■ **THE TASK**
Everything in the listing except the pictures should be written out exactly.

■ **EXERCISE MATERIAL**
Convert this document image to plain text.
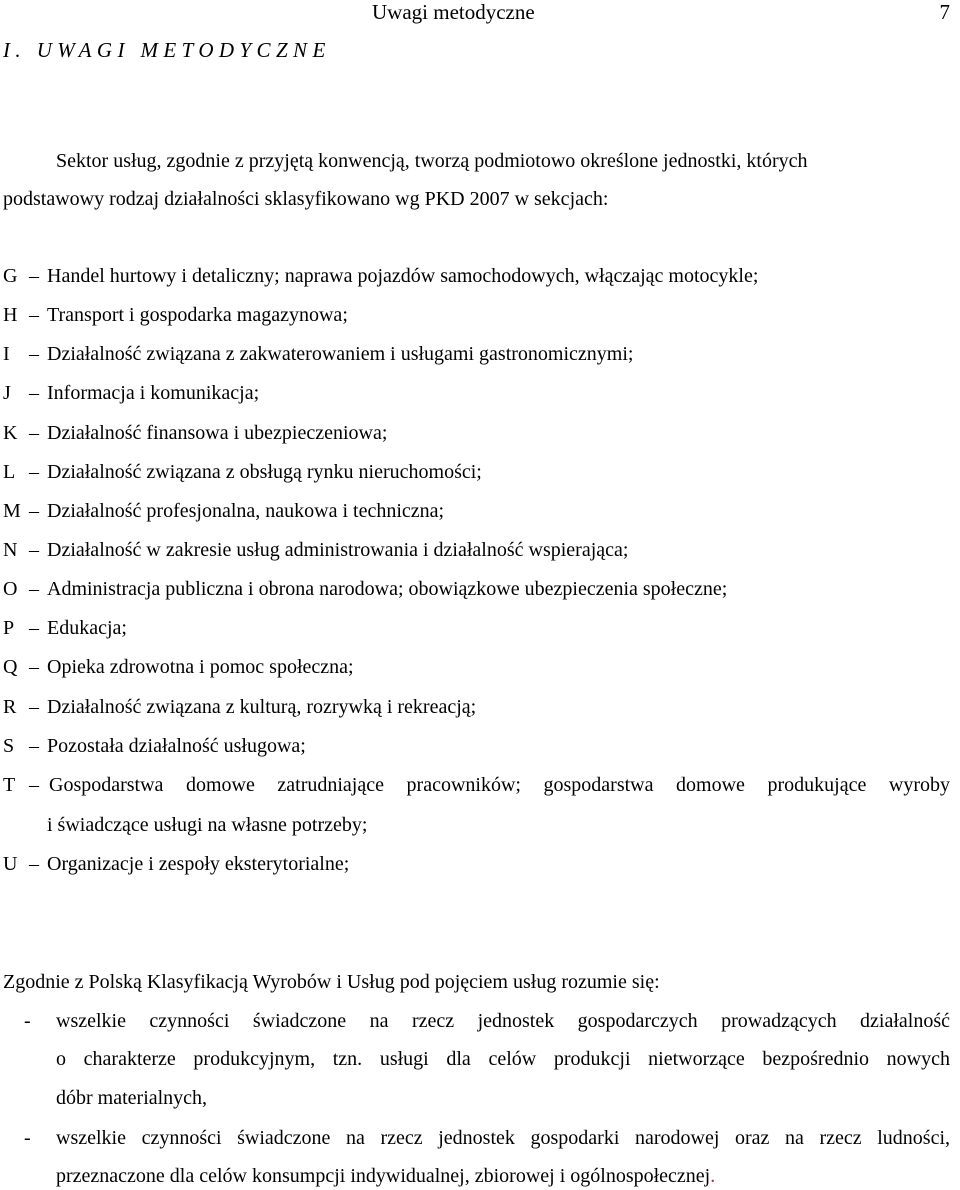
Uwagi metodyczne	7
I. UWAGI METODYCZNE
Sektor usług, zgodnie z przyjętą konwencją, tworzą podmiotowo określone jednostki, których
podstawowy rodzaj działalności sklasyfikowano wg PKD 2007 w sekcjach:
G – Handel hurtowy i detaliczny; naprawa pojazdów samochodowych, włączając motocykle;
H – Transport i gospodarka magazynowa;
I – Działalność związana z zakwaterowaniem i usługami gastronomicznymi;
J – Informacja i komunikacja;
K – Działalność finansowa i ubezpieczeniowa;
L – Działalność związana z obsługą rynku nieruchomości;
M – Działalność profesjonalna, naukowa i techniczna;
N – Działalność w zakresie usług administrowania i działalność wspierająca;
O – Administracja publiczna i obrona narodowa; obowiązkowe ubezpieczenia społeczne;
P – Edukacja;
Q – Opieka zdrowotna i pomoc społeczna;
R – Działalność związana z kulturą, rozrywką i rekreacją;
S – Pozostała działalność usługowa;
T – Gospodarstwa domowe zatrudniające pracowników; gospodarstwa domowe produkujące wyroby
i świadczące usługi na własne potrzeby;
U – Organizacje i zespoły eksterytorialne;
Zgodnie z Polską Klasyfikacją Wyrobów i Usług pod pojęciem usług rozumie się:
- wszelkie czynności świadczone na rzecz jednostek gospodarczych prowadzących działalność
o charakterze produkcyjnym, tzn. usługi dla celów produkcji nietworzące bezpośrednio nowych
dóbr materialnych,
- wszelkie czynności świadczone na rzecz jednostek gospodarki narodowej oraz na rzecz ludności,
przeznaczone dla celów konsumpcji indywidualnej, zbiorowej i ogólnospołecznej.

■ **REPLY TO THE TASK**
Convert this document image to plain text.
Uwagi metodyczne	7
I. UWAGI METODYCZNE
Sektor usług, zgodnie z przyjętą konwencją, tworzą podmiotowo określone jednostki, których
podstawowy rodzaj działalności sklasyfikowano wg PKD 2007 w sekcjach:
G – Handel hurtowy i detaliczny; naprawa pojazdów samochodowych, włączając motocykle;
H – Transport i gospodarka magazynowa;
I – Działalność związana z zakwaterowaniem i usługami gastronomicznymi;
J – Informacja i komunikacja;
K – Działalność finansowa i ubezpieczeniowa;
L – Działalność związana z obsługą rynku nieruchomości;
M – Działalność profesjonalna, naukowa i techniczna;
N – Działalność w zakresie usług administrowania i działalność wspierająca;
O – Administracja publiczna i obrona narodowa; obowiązkowe ubezpieczenia społeczne;
P – Edukacja;
Q – Opieka zdrowotna i pomoc społeczna;
R – Działalność związana z kulturą, rozrywką i rekreacją;
S – Pozostała działalność usługowa;
T – Gospodarstwa domowe zatrudniające pracowników; gospodarstwa domowe produkujące wyroby
i świadczące usługi na własne potrzeby;
U – Organizacje i zespoły eksterytorialne;
Zgodnie z Polską Klasyfikacją Wyrobów i Usług pod pojęciem usług rozumie się:
- wszelkie czynności świadczone na rzecz jednostek gospodarczych prowadzących działalność
o charakterze produkcyjnym, tzn. usługi dla celów produkcji nietworzące bezpośrednio nowych
dóbr materialnych,
- wszelkie czynności świadczone na rzecz jednostek gospodarki narodowej oraz na rzecz ludności,
przeznaczone dla celów konsumpcji indywidualnej, zbiorowej i ogólnospołecznej.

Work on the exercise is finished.